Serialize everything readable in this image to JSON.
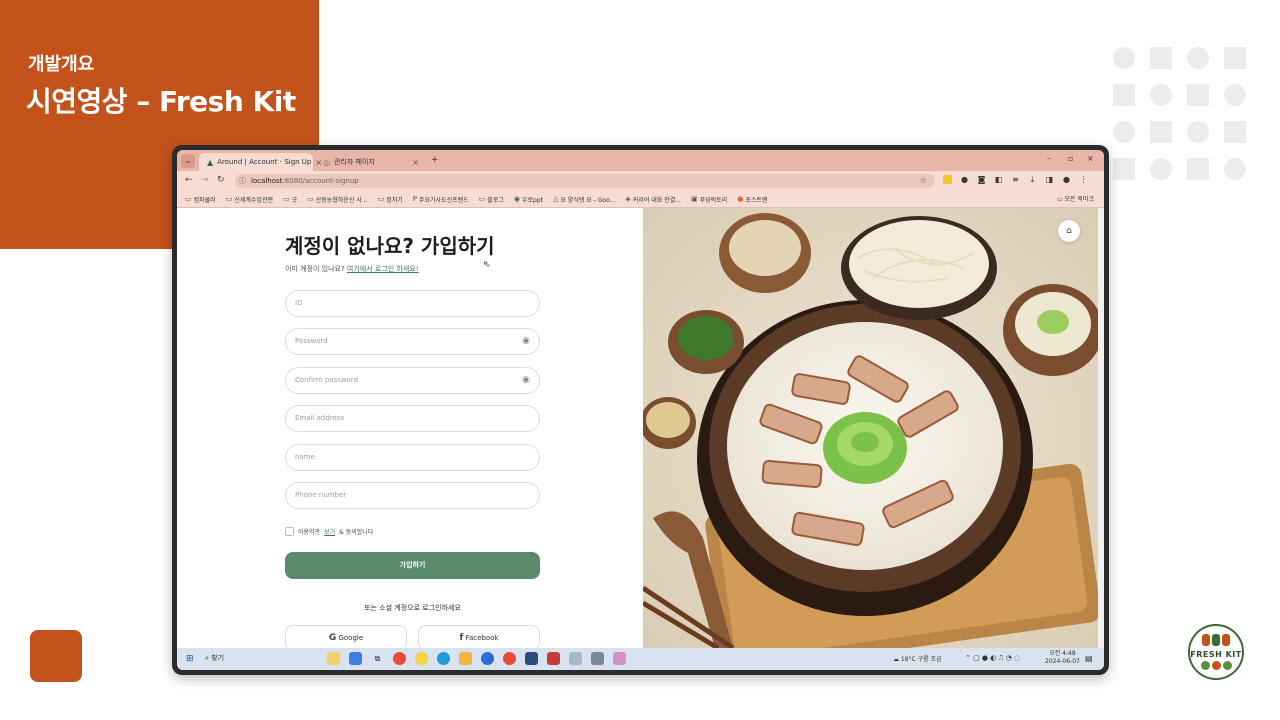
{
  "slide": {
    "section": "개발개요",
    "title": "시연영상 – Fresh Kit",
    "logo_text": "FRESH KIT"
  },
  "browser": {
    "tabs": [
      {
        "label": "Around | Account - Sign Up",
        "active": true
      },
      {
        "label": "관리자 페이지",
        "active": false
      }
    ],
    "url_host": "localhost",
    "url_path": ":8080/account-signup",
    "bookmarks": [
      "컴파쿨러",
      "신세계수업관련",
      "굿",
      "산동농협하운신 사...",
      "정처기",
      "주요기사도신프렌드",
      "블로그",
      "우로ppt",
      "요 양식탱 요 - Goo...",
      "커리어 대화 안결...",
      "푸딩럭토리",
      "포스트맨"
    ],
    "all_bookmarks": "모든 북마크"
  },
  "form": {
    "title": "계정이 없나요? 가입하기",
    "subtitle_prefix": "이미 계정이 있나요?",
    "login_link": "여기에서 로그인 하세요!",
    "fields": {
      "id": "ID",
      "password": "Password",
      "confirm": "Confirm password",
      "email": "Email address",
      "name": "name",
      "phone": "Phone number"
    },
    "terms_prefix": "이용약관",
    "terms_link": "보기",
    "terms_suffix": "& 동의합니다",
    "submit": "가입하기",
    "social_label": "또는 소셜 계정으로 로그인하세요",
    "google": "Google",
    "facebook": "Facebook"
  },
  "taskbar": {
    "search": "찾기",
    "weather": "18°C 구름 조금",
    "time": "오전 4:48",
    "date": "2024-06-07"
  },
  "colors": {
    "accent_orange": "#c3521b",
    "button_green": "#5a8b6c",
    "chrome_tab": "#e8b6a9"
  }
}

----

Written problem — Strip out the images, then output the records above word for word.

The reply —
Serialize everything readable in this image to JSON.
{
  "slide": {
    "section": "개발개요",
    "title": "시연영상 – Fresh Kit",
    "logo_text": "FRESH KIT"
  },
  "browser": {
    "tabs": [
      {
        "label": "Around | Account - Sign Up",
        "active": true
      },
      {
        "label": "관리자 페이지",
        "active": false
      }
    ],
    "url_host": "localhost",
    "url_path": ":8080/account-signup",
    "bookmarks": [
      "컴파쿨러",
      "신세계수업관련",
      "굿",
      "산동농협하운신 사...",
      "정처기",
      "주요기사도신프렌드",
      "블로그",
      "우로ppt",
      "요 양식탱 요 - Goo...",
      "커리어 대화 안결...",
      "푸딩럭토리",
      "포스트맨"
    ],
    "all_bookmarks": "모든 북마크"
  },
  "form": {
    "title": "계정이 없나요? 가입하기",
    "subtitle_prefix": "이미 계정이 있나요?",
    "login_link": "여기에서 로그인 하세요!",
    "fields": {
      "id": "ID",
      "password": "Password",
      "confirm": "Confirm password",
      "email": "Email address",
      "name": "name",
      "phone": "Phone number"
    },
    "terms_prefix": "이용약관",
    "terms_link": "보기",
    "terms_suffix": "& 동의합니다",
    "submit": "가입하기",
    "social_label": "또는 소셜 계정으로 로그인하세요",
    "google": "Google",
    "facebook": "Facebook"
  },
  "taskbar": {
    "search": "찾기",
    "weather": "18°C 구름 조금",
    "time": "오전 4:48",
    "date": "2024-06-07"
  },
  "colors": {
    "accent_orange": "#c3521b",
    "button_green": "#5a8b6c",
    "chrome_tab": "#e8b6a9"
  }
}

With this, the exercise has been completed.